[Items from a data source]
--------------------------------

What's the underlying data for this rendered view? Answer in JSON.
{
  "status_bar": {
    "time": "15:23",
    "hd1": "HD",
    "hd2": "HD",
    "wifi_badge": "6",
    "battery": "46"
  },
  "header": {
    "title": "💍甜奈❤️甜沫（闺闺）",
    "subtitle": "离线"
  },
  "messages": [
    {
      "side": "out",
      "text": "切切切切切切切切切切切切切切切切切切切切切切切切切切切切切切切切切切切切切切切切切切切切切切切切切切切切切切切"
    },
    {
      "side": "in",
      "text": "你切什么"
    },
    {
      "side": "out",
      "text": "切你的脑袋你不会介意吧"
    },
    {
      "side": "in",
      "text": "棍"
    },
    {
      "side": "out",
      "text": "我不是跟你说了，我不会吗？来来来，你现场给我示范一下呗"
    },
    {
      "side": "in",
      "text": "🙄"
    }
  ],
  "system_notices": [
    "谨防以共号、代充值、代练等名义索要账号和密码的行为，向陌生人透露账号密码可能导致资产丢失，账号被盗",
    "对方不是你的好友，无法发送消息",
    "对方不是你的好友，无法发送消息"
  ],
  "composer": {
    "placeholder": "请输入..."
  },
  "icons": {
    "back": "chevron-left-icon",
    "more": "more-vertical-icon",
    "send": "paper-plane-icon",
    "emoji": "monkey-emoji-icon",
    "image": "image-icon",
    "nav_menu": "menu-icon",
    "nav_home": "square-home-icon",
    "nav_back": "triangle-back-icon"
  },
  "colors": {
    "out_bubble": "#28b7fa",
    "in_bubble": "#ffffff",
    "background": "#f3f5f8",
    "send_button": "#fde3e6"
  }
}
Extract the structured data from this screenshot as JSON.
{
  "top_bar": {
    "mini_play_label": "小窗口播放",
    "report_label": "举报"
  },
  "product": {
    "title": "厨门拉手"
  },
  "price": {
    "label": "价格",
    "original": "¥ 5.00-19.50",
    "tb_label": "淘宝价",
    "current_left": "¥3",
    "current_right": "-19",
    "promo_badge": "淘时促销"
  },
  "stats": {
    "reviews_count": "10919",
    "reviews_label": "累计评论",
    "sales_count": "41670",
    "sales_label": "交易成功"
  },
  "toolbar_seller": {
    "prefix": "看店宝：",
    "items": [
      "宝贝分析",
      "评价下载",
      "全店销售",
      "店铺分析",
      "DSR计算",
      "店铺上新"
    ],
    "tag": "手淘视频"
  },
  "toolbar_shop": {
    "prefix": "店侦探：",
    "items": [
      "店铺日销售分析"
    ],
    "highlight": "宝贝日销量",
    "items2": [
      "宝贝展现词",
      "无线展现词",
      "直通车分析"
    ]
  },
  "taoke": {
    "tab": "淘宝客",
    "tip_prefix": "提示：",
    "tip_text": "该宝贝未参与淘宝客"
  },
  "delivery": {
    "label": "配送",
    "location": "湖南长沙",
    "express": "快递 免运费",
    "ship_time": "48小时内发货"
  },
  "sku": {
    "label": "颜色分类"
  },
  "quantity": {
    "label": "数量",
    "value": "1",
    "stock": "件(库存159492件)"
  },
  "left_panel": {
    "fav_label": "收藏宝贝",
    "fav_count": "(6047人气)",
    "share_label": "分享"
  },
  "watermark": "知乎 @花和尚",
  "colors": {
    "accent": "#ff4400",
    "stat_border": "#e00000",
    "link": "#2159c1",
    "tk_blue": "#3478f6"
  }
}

--------------------------------

**Written exercise:**
Your task is to return the full listing exactly as it was given.

**Final result:**
What's the underlying data for this rendered view? Answer in JSON.
{
  "status_bar": {
    "time": "15:23",
    "hd1": "HD",
    "hd2": "HD",
    "wifi_badge": "6",
    "battery": "46"
  },
  "header": {
    "title": "💍甜奈❤️甜沫（闺闺）",
    "subtitle": "离线"
  },
  "messages": [
    {
      "side": "out",
      "text": "切切切切切切切切切切切切切切切切切切切切切切切切切切切切切切切切切切切切切切切切切切切切切切切切切切切切切切切"
    },
    {
      "side": "in",
      "text": "你切什么"
    },
    {
      "side": "out",
      "text": "切你的脑袋你不会介意吧"
    },
    {
      "side": "in",
      "text": "棍"
    },
    {
      "side": "out",
      "text": "我不是跟你说了，我不会吗？来来来，你现场给我示范一下呗"
    },
    {
      "side": "in",
      "text": "🙄"
    }
  ],
  "system_notices": [
    "谨防以共号、代充值、代练等名义索要账号和密码的行为，向陌生人透露账号密码可能导致资产丢失，账号被盗",
    "对方不是你的好友，无法发送消息",
    "对方不是你的好友，无法发送消息"
  ],
  "composer": {
    "placeholder": "请输入..."
  },
  "icons": {
    "back": "chevron-left-icon",
    "more": "more-vertical-icon",
    "send": "paper-plane-icon",
    "emoji": "monkey-emoji-icon",
    "image": "image-icon",
    "nav_menu": "menu-icon",
    "nav_home": "square-home-icon",
    "nav_back": "triangle-back-icon"
  },
  "colors": {
    "out_bubble": "#28b7fa",
    "in_bubble": "#ffffff",
    "background": "#f3f5f8",
    "send_button": "#fde3e6"
  }
}
Extract the structured data from this screenshot as JSON.
{
  "top_bar": {
    "mini_play_label": "小窗口播放",
    "report_label": "举报"
  },
  "product": {
    "title": "厨门拉手"
  },
  "price": {
    "label": "价格",
    "original": "¥ 5.00-19.50",
    "tb_label": "淘宝价",
    "current_left": "¥3",
    "current_right": "-19",
    "promo_badge": "淘时促销"
  },
  "stats": {
    "reviews_count": "10919",
    "reviews_label": "累计评论",
    "sales_count": "41670",
    "sales_label": "交易成功"
  },
  "toolbar_seller": {
    "prefix": "看店宝：",
    "items": [
      "宝贝分析",
      "评价下载",
      "全店销售",
      "店铺分析",
      "DSR计算",
      "店铺上新"
    ],
    "tag": "手淘视频"
  },
  "toolbar_shop": {
    "prefix": "店侦探：",
    "items": [
      "店铺日销售分析"
    ],
    "highlight": "宝贝日销量",
    "items2": [
      "宝贝展现词",
      "无线展现词",
      "直通车分析"
    ]
  },
  "taoke": {
    "tab": "淘宝客",
    "tip_prefix": "提示：",
    "tip_text": "该宝贝未参与淘宝客"
  },
  "delivery": {
    "label": "配送",
    "location": "湖南长沙",
    "express": "快递 免运费",
    "ship_time": "48小时内发货"
  },
  "sku": {
    "label": "颜色分类"
  },
  "quantity": {
    "label": "数量",
    "value": "1",
    "stock": "件(库存159492件)"
  },
  "left_panel": {
    "fav_label": "收藏宝贝",
    "fav_count": "(6047人气)",
    "share_label": "分享"
  },
  "watermark": "知乎 @花和尚",
  "colors": {
    "accent": "#ff4400",
    "stat_border": "#e00000",
    "link": "#2159c1",
    "tk_blue": "#3478f6"
  }
}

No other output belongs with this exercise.